What needs to be done: Find how many lines contain the word "Lumini" and state that number alone.

The records:
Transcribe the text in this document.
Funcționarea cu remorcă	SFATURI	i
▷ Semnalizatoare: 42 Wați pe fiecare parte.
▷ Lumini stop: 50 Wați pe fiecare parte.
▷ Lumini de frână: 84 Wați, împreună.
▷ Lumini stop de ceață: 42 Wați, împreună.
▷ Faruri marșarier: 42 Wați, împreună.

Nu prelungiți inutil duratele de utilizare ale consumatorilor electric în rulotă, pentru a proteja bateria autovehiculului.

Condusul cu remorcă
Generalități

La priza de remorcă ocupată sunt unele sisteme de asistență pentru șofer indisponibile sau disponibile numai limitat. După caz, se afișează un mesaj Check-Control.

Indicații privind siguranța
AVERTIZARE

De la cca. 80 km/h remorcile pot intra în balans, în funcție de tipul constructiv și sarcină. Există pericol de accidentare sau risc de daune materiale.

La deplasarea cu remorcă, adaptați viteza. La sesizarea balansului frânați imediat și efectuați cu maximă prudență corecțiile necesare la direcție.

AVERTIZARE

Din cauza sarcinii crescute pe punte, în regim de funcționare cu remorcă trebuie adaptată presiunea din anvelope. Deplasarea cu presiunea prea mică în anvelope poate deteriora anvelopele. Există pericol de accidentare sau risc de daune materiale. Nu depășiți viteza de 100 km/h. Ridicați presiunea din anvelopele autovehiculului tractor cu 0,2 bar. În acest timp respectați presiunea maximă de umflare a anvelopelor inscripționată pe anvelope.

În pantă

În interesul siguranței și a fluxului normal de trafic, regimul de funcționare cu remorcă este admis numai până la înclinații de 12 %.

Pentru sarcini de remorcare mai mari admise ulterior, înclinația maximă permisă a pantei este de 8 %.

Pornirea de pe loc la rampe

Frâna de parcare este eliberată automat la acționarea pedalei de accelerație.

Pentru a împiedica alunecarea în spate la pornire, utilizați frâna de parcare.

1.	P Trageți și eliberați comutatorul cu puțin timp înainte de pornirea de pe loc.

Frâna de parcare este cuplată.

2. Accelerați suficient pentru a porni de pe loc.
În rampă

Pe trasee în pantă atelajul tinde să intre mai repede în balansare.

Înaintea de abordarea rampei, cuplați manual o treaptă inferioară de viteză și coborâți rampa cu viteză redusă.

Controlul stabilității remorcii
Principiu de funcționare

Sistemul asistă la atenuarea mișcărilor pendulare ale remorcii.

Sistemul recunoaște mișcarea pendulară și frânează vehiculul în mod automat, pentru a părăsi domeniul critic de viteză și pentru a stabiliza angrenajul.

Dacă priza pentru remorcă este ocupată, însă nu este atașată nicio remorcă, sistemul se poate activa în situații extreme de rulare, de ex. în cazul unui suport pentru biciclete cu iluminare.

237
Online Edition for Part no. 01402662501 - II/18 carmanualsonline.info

Exercise answer: 3